# START OF Dataset entries

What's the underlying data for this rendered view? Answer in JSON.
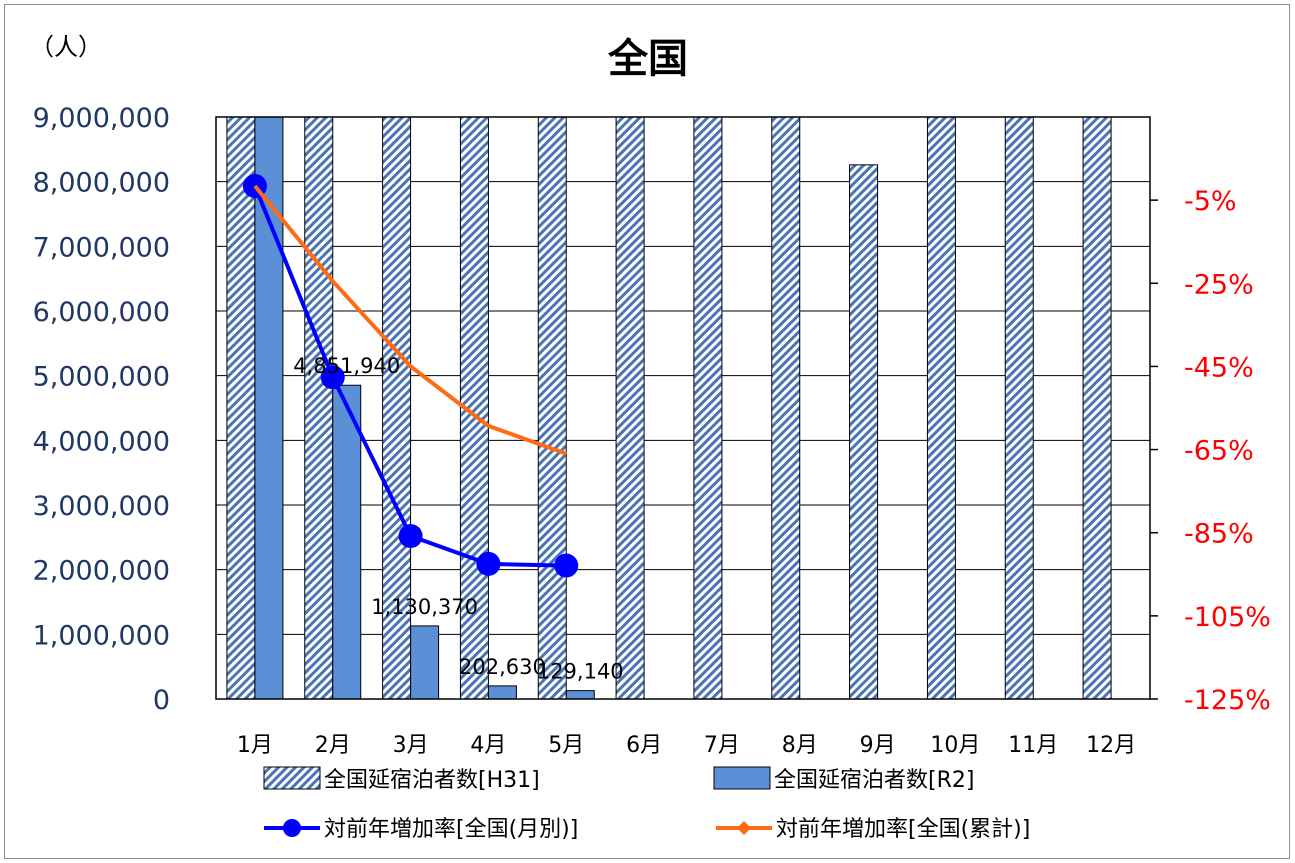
{
  "chart_data": {
    "type": "bar",
    "title": "全国",
    "y_unit_label": "（人）",
    "categories": [
      "1月",
      "2月",
      "3月",
      "4月",
      "5月",
      "6月",
      "7月",
      "8月",
      "9月",
      "10月",
      "11月",
      "12月"
    ],
    "ylim": [
      0,
      9000000
    ],
    "y_ticks": [
      0,
      1000000,
      2000000,
      3000000,
      4000000,
      5000000,
      6000000,
      7000000,
      8000000,
      9000000
    ],
    "y_tick_labels": [
      "0",
      "1,000,000",
      "2,000,000",
      "3,000,000",
      "4,000,000",
      "5,000,000",
      "6,000,000",
      "7,000,000",
      "8,000,000",
      "9,000,000"
    ],
    "y2lim": [
      -125,
      15
    ],
    "y2_ticks": [
      -125,
      -105,
      -85,
      -65,
      -45,
      -25,
      -5
    ],
    "y2_tick_labels": [
      "-125%",
      "-105%",
      "-85%",
      "-65%",
      "-45%",
      "-25%",
      "-5%"
    ],
    "grid": true,
    "legend_position": "bottom",
    "bar_series": [
      {
        "name": "全国延宿泊者数[H31]",
        "style": "hatched",
        "color": "#4a74b4",
        "values": [
          9500000,
          9500000,
          9500000,
          9500000,
          9500000,
          9500000,
          9500000,
          9500000,
          8260000,
          9500000,
          9500000,
          9500000
        ]
      },
      {
        "name": "全国延宿泊者数[R2]",
        "style": "solid",
        "color": "#5b8fd6",
        "values": [
          9500000,
          4851940,
          1130370,
          202630,
          129140,
          null,
          null,
          null,
          null,
          null,
          null,
          null
        ],
        "data_labels": [
          null,
          "4,851,940",
          "1,130,370",
          "202,630",
          "129,140",
          null,
          null,
          null,
          null,
          null,
          null,
          null
        ]
      }
    ],
    "line_series": [
      {
        "name": "対前年増加率[全国(月別)]",
        "axis": "right",
        "color": "#0000ff",
        "marker": "circle",
        "values": [
          -1.6,
          -47.6,
          -85.8,
          -92.5,
          -92.9,
          null,
          null,
          null,
          null,
          null,
          null,
          null
        ]
      },
      {
        "name": "対前年増加率[全国(累計)]",
        "axis": "right",
        "color": "#ff6a13",
        "marker": "diamond",
        "values": [
          -1.6,
          -24.5,
          -45.0,
          -59.3,
          -66.0,
          null,
          null,
          null,
          null,
          null,
          null,
          null
        ]
      }
    ]
  }
}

# END OF Dataset entries

Description of the task -
Reproduce each line of the records exactly, and omit every picture.

Reply to the exercise -
What's the underlying data for this rendered view? Answer in JSON.
{
  "chart_data": {
    "type": "bar",
    "title": "全国",
    "y_unit_label": "（人）",
    "categories": [
      "1月",
      "2月",
      "3月",
      "4月",
      "5月",
      "6月",
      "7月",
      "8月",
      "9月",
      "10月",
      "11月",
      "12月"
    ],
    "ylim": [
      0,
      9000000
    ],
    "y_ticks": [
      0,
      1000000,
      2000000,
      3000000,
      4000000,
      5000000,
      6000000,
      7000000,
      8000000,
      9000000
    ],
    "y_tick_labels": [
      "0",
      "1,000,000",
      "2,000,000",
      "3,000,000",
      "4,000,000",
      "5,000,000",
      "6,000,000",
      "7,000,000",
      "8,000,000",
      "9,000,000"
    ],
    "y2lim": [
      -125,
      15
    ],
    "y2_ticks": [
      -125,
      -105,
      -85,
      -65,
      -45,
      -25,
      -5
    ],
    "y2_tick_labels": [
      "-125%",
      "-105%",
      "-85%",
      "-65%",
      "-45%",
      "-25%",
      "-5%"
    ],
    "grid": true,
    "legend_position": "bottom",
    "bar_series": [
      {
        "name": "全国延宿泊者数[H31]",
        "style": "hatched",
        "color": "#4a74b4",
        "values": [
          9500000,
          9500000,
          9500000,
          9500000,
          9500000,
          9500000,
          9500000,
          9500000,
          8260000,
          9500000,
          9500000,
          9500000
        ]
      },
      {
        "name": "全国延宿泊者数[R2]",
        "style": "solid",
        "color": "#5b8fd6",
        "values": [
          9500000,
          4851940,
          1130370,
          202630,
          129140,
          null,
          null,
          null,
          null,
          null,
          null,
          null
        ],
        "data_labels": [
          null,
          "4,851,940",
          "1,130,370",
          "202,630",
          "129,140",
          null,
          null,
          null,
          null,
          null,
          null,
          null
        ]
      }
    ],
    "line_series": [
      {
        "name": "対前年増加率[全国(月別)]",
        "axis": "right",
        "color": "#0000ff",
        "marker": "circle",
        "values": [
          -1.6,
          -47.6,
          -85.8,
          -92.5,
          -92.9,
          null,
          null,
          null,
          null,
          null,
          null,
          null
        ]
      },
      {
        "name": "対前年増加率[全国(累計)]",
        "axis": "right",
        "color": "#ff6a13",
        "marker": "diamond",
        "values": [
          -1.6,
          -24.5,
          -45.0,
          -59.3,
          -66.0,
          null,
          null,
          null,
          null,
          null,
          null,
          null
        ]
      }
    ]
  }
}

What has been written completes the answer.